SET EXERCISE
Among the entries below, find the lines with "events" and copy them.

— START DATA FOR THIS EXERCISE —

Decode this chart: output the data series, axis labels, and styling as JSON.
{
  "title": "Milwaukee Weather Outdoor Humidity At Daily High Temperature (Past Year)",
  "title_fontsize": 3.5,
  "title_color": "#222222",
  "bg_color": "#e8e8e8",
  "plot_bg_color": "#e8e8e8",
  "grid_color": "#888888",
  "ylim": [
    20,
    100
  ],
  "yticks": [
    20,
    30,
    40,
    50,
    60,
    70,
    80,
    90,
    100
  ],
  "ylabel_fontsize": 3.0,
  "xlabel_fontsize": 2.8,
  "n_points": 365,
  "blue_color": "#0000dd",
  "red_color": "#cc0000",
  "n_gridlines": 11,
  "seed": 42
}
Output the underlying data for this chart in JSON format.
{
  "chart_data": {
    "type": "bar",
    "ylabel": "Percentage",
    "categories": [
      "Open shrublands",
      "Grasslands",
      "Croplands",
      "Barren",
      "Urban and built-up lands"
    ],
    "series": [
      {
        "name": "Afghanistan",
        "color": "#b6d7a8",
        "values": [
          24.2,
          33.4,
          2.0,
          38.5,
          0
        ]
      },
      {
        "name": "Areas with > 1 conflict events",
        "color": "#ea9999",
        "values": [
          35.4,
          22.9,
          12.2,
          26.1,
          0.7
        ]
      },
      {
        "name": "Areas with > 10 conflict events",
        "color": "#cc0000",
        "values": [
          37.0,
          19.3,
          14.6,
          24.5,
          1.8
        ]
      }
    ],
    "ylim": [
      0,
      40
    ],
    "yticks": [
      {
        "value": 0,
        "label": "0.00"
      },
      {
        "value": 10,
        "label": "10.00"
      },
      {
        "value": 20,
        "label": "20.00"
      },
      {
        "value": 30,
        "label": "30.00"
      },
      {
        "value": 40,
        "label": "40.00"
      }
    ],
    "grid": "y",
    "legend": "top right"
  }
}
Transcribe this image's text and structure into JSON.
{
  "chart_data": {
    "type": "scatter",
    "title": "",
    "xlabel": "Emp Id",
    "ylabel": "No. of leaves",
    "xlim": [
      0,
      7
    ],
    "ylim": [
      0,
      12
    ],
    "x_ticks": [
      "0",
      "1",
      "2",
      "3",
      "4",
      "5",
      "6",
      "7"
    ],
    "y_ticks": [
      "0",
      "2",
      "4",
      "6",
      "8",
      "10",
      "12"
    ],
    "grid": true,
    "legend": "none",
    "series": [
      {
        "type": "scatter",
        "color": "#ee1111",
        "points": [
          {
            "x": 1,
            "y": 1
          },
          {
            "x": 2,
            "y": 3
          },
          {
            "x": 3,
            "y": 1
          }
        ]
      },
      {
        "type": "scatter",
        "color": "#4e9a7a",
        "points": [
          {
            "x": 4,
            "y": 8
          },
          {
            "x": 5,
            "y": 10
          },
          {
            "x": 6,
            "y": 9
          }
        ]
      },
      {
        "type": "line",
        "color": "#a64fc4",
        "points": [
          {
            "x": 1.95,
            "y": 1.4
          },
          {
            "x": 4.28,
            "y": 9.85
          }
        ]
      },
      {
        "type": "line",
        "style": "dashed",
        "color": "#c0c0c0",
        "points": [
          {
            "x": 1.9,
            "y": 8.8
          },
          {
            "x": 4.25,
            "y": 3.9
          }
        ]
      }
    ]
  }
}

— END DATA FOR THIS EXERCISE —

EXERCISE RESPONSE
        "name": "Areas with > 1 conflict events",
        "name": "Areas with > 10 conflict events",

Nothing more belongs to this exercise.